▸ **Directions**
Provide only the number of lines in the records below that include "information".

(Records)
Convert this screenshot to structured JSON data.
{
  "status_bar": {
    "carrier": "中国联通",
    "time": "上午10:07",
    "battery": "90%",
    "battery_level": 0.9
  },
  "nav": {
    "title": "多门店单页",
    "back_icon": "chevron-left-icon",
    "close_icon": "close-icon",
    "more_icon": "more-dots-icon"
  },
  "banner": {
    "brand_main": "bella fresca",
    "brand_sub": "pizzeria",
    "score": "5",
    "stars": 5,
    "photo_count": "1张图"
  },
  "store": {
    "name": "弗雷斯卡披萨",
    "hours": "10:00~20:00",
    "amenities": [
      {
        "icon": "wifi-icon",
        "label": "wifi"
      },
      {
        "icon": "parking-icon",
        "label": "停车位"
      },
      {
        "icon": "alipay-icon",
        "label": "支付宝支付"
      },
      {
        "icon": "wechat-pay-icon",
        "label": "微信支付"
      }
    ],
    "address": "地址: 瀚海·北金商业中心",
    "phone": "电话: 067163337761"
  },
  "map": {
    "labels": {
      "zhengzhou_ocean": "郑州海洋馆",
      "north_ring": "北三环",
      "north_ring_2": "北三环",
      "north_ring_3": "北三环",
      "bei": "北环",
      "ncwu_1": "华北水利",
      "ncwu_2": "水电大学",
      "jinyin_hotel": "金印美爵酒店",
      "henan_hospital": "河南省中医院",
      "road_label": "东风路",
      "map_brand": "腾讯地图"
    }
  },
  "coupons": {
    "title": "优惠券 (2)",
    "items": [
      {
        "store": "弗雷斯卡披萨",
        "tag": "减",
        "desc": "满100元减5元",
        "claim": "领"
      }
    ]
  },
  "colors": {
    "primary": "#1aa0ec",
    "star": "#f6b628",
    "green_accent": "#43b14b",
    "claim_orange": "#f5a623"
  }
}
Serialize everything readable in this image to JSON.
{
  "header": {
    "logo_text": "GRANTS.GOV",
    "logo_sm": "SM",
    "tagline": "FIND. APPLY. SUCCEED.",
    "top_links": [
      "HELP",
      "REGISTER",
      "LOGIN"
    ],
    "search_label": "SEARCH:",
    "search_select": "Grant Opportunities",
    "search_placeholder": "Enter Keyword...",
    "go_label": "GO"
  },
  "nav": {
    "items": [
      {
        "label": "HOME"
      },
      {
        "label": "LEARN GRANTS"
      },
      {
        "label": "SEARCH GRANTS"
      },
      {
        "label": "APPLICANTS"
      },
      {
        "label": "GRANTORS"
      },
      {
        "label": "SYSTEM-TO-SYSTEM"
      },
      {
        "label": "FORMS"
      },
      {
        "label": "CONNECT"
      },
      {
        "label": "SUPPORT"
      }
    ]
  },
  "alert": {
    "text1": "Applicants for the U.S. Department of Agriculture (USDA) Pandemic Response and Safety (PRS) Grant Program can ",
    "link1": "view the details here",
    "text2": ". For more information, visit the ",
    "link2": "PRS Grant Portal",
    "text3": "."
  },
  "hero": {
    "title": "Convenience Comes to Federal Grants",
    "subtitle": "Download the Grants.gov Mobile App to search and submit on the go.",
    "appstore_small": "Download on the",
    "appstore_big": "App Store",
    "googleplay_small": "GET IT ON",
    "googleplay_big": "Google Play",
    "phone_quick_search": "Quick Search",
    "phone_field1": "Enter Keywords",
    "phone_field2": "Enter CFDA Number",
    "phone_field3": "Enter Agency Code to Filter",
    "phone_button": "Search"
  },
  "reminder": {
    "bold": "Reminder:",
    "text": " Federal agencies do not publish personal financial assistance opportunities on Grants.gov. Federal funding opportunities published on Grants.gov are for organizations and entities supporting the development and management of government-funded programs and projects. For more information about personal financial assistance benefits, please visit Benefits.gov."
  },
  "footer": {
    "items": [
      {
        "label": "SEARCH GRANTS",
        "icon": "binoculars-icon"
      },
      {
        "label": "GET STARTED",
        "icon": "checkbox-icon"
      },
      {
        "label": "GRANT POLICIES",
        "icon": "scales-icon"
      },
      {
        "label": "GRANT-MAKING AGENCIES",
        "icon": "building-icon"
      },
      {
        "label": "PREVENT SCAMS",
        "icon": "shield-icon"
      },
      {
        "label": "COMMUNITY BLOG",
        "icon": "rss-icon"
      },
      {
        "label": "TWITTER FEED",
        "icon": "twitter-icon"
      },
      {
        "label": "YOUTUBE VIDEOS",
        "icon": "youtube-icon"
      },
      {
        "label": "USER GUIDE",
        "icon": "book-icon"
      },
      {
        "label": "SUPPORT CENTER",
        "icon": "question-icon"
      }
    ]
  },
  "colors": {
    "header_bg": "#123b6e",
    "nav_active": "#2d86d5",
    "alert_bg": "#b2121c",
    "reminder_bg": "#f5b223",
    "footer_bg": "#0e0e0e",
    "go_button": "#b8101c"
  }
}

▸ **Response to the exercise**
2